━━━ Supplied material

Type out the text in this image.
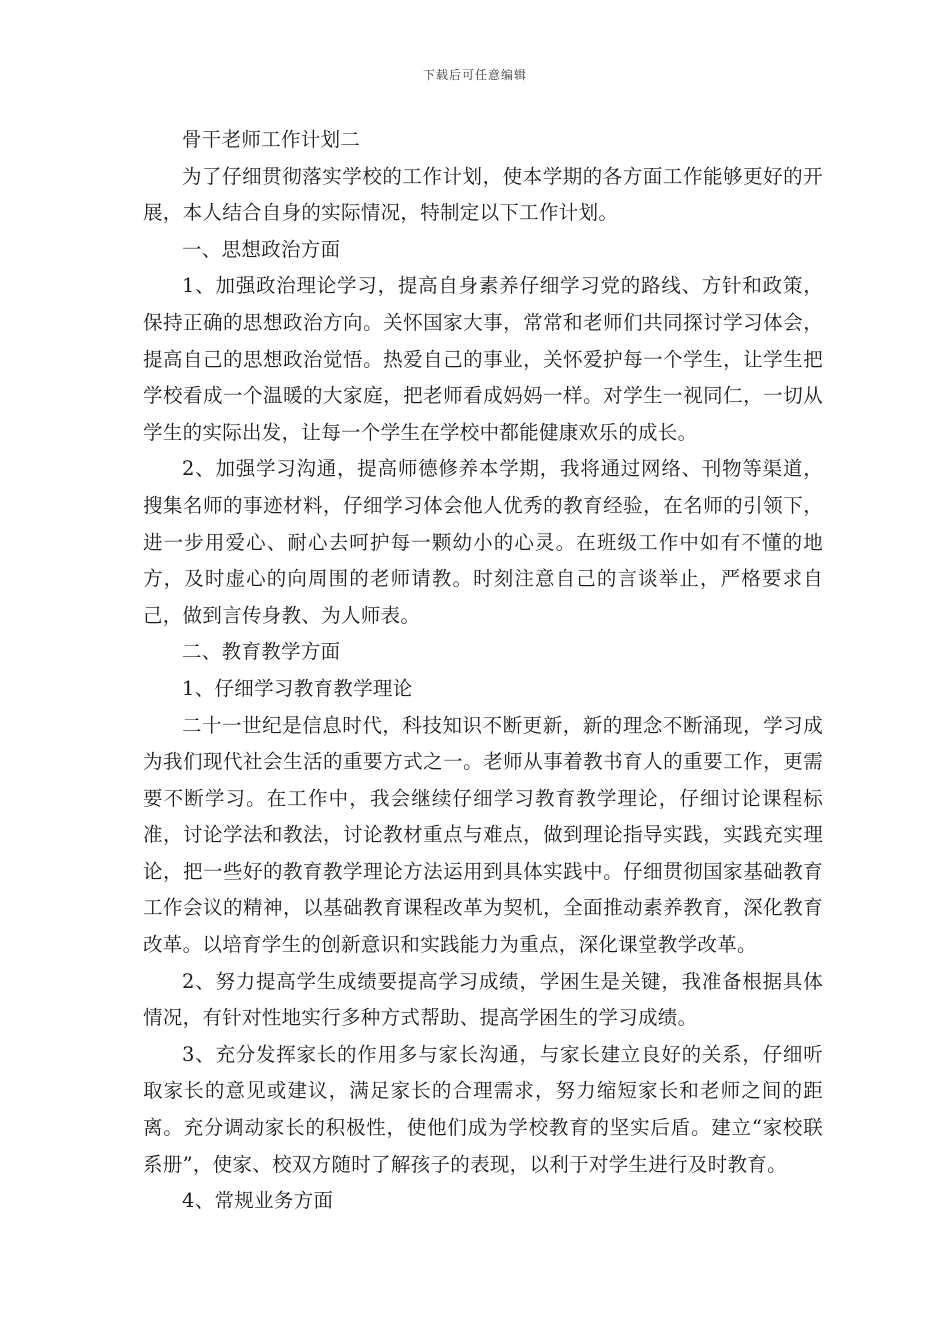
下载后可任意编辑

骨干老师工作计划二

为了仔细贯彻落实学校的工作计划，使本学期的各方面工作能够更好的开展，本人结合自身的实际情况，特制定以下工作计划。

一、思想政治方面

1、加强政治理论学习，提高自身素养仔细学习党的路线、方针和政策，保持正确的思想政治方向。关怀国家大事，常常和老师们共同探讨学习体会，提高自己的思想政治觉悟。热爱自己的事业，关怀爱护每一个学生，让学生把学校看成一个温暖的大家庭，把老师看成妈妈一样。对学生一视同仁，一切从学生的实际出发，让每一个学生在学校中都能健康欢乐的成长。

2、加强学习沟通，提高师德修养本学期，我将通过网络、刊物等渠道，搜集名师的事迹材料，仔细学习体会他人优秀的教育经验，在名师的引领下，进一步用爱心、耐心去呵护每一颗幼小的心灵。在班级工作中如有不懂的地方，及时虚心的向周围的老师请教。时刻注意自己的言谈举止，严格要求自己，做到言传身教、为人师表。

二、教育教学方面

1、仔细学习教育教学理论

二十一世纪是信息时代，科技知识不断更新，新的理念不断涌现，学习成为我们现代社会生活的重要方式之一。老师从事着教书育人的重要工作，更需要不断学习。在工作中，我会继续仔细学习教育教学理论，仔细讨论课程标准，讨论学法和教法，讨论教材重点与难点，做到理论指导实践，实践充实理论，把一些好的教育教学理论方法运用到具体实践中。仔细贯彻国家基础教育工作会议的精神，以基础教育课程改革为契机，全面推动素养教育，深化教育改革。以培育学生的创新意识和实践能力为重点，深化课堂教学改革。

2、努力提高学生成绩要提高学习成绩，学困生是关键，我准备根据具体情况，有针对性地实行多种方式帮助、提高学困生的学习成绩。

3、充分发挥家长的作用多与家长沟通，与家长建立良好的关系，仔细听取家长的意见或建议，满足家长的合理需求，努力缩短家长和老师之间的距离。充分调动家长的积极性，使他们成为学校教育的坚实后盾。建立“家校联系册”，使家、校双方随时了解孩子的表现，以利于对学生进行及时教育。

4、常规业务方面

━━━━━━

_Written exercise_:
Retype all entries exactly as they appear, dropping the images.

_Full output_:
Type out the text in this image.
下载后可任意编辑

骨干老师工作计划二

为了仔细贯彻落实学校的工作计划，使本学期的各方面工作能够更好的开展，本人结合自身的实际情况，特制定以下工作计划。

一、思想政治方面

1、加强政治理论学习，提高自身素养仔细学习党的路线、方针和政策，保持正确的思想政治方向。关怀国家大事，常常和老师们共同探讨学习体会，提高自己的思想政治觉悟。热爱自己的事业，关怀爱护每一个学生，让学生把学校看成一个温暖的大家庭，把老师看成妈妈一样。对学生一视同仁，一切从学生的实际出发，让每一个学生在学校中都能健康欢乐的成长。

2、加强学习沟通，提高师德修养本学期，我将通过网络、刊物等渠道，搜集名师的事迹材料，仔细学习体会他人优秀的教育经验，在名师的引领下，进一步用爱心、耐心去呵护每一颗幼小的心灵。在班级工作中如有不懂的地方，及时虚心的向周围的老师请教。时刻注意自己的言谈举止，严格要求自己，做到言传身教、为人师表。

二、教育教学方面

1、仔细学习教育教学理论

二十一世纪是信息时代，科技知识不断更新，新的理念不断涌现，学习成为我们现代社会生活的重要方式之一。老师从事着教书育人的重要工作，更需要不断学习。在工作中，我会继续仔细学习教育教学理论，仔细讨论课程标准，讨论学法和教法，讨论教材重点与难点，做到理论指导实践，实践充实理论，把一些好的教育教学理论方法运用到具体实践中。仔细贯彻国家基础教育工作会议的精神，以基础教育课程改革为契机，全面推动素养教育，深化教育改革。以培育学生的创新意识和实践能力为重点，深化课堂教学改革。

2、努力提高学生成绩要提高学习成绩，学困生是关键，我准备根据具体情况，有针对性地实行多种方式帮助、提高学困生的学习成绩。

3、充分发挥家长的作用多与家长沟通，与家长建立良好的关系，仔细听取家长的意见或建议，满足家长的合理需求，努力缩短家长和老师之间的距离。充分调动家长的积极性，使他们成为学校教育的坚实后盾。建立“家校联系册”，使家、校双方随时了解孩子的表现，以利于对学生进行及时教育。

4、常规业务方面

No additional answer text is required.